## START

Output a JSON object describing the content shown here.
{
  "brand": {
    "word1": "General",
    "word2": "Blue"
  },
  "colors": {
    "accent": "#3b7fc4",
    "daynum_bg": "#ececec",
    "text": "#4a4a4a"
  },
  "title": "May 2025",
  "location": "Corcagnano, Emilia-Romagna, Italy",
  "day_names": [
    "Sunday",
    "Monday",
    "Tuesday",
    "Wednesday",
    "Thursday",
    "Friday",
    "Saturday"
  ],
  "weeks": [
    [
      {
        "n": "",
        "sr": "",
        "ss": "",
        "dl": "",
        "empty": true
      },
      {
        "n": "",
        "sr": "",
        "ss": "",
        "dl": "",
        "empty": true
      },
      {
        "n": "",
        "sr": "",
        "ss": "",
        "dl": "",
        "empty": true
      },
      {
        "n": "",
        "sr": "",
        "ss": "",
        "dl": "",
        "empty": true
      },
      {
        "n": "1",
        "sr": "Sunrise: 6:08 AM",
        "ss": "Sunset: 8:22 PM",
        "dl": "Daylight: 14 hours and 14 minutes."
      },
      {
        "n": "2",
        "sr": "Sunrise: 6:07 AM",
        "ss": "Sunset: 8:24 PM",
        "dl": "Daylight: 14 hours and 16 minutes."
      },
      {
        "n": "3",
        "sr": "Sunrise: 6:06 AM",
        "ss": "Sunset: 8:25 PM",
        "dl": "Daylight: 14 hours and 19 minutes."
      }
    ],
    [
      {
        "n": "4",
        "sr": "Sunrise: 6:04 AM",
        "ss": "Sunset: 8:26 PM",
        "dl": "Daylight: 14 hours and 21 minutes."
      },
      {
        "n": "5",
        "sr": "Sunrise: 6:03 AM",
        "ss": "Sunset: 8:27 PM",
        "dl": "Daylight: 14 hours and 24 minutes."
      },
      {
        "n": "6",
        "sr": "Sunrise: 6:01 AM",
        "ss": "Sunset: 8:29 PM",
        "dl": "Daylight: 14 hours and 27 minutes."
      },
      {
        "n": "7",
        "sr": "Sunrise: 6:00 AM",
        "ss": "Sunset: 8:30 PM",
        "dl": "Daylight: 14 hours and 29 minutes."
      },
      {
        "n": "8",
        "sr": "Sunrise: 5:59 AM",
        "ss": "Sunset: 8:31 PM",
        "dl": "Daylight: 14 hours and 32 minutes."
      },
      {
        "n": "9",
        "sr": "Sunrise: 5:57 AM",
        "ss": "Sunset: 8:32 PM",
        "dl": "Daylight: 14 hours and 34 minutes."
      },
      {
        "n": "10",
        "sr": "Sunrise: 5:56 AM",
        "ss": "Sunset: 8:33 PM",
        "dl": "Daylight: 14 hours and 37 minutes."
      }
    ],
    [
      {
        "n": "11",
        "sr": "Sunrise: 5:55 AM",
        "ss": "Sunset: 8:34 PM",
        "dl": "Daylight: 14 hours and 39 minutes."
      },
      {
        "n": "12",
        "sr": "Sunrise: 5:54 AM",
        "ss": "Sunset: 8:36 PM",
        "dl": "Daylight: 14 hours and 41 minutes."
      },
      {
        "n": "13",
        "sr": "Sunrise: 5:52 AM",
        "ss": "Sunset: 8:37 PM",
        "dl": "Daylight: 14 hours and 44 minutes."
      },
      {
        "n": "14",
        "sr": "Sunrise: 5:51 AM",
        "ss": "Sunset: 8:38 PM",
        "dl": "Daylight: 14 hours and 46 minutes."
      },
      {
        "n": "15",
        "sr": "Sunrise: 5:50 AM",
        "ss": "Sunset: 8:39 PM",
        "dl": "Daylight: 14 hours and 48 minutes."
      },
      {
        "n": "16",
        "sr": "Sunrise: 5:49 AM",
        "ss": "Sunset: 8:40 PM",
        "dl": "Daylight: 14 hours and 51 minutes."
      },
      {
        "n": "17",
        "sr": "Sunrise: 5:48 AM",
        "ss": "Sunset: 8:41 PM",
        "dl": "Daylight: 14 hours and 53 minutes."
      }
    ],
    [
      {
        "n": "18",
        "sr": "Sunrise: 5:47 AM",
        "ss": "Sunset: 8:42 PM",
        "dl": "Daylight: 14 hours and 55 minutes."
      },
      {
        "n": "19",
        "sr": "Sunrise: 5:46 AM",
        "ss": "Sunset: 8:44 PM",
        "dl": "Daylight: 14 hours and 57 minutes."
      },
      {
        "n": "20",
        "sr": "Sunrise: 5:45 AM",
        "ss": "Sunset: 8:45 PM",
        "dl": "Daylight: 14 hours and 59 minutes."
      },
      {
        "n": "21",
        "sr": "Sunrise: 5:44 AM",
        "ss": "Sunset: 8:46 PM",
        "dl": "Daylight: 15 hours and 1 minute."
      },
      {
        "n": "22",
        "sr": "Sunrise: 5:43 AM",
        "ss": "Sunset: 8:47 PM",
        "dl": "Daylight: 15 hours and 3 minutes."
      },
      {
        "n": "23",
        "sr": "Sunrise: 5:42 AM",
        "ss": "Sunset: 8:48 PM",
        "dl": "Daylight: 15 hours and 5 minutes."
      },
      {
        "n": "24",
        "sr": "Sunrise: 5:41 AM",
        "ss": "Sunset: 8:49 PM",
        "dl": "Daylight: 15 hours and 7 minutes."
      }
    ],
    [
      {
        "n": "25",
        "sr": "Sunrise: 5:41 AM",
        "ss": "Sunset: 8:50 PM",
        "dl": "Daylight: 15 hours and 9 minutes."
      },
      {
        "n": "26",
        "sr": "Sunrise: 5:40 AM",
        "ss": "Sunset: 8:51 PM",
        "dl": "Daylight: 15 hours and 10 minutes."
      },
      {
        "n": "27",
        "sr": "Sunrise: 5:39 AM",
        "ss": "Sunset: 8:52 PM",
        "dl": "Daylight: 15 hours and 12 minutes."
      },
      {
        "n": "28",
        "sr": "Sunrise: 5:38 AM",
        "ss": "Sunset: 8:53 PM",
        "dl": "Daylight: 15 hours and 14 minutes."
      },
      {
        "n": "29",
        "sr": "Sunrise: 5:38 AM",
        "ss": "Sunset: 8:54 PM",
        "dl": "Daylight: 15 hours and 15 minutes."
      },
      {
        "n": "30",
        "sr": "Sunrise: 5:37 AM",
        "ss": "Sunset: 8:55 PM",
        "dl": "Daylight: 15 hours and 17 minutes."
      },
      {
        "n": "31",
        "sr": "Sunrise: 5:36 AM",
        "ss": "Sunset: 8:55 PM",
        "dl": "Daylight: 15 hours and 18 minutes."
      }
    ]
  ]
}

## END
## START

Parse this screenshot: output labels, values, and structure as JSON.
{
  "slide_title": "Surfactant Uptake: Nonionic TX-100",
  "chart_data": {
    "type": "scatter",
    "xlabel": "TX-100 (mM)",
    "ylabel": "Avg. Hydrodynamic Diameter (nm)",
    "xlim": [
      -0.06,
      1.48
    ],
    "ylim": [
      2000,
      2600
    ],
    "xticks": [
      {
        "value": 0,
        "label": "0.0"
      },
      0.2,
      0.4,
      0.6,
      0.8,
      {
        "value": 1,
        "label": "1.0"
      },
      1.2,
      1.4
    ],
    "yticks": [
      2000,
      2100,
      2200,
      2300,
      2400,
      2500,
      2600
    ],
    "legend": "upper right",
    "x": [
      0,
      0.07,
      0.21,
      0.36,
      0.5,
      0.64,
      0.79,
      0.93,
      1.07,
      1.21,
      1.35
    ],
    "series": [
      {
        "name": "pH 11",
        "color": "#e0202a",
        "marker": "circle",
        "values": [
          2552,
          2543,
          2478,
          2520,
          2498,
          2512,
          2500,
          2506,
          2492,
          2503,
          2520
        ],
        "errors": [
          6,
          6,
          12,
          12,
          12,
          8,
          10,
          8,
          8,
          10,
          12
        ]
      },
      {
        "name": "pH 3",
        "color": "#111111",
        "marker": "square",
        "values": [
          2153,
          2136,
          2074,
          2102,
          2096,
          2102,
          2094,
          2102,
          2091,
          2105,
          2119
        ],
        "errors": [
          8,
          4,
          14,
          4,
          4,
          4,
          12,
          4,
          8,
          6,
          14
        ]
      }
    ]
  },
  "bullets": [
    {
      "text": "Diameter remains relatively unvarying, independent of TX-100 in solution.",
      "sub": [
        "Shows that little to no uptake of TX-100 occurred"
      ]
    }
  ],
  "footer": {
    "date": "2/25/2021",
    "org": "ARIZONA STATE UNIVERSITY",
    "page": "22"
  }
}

## END

Give only the count of lines in this material that contain the string "text".

2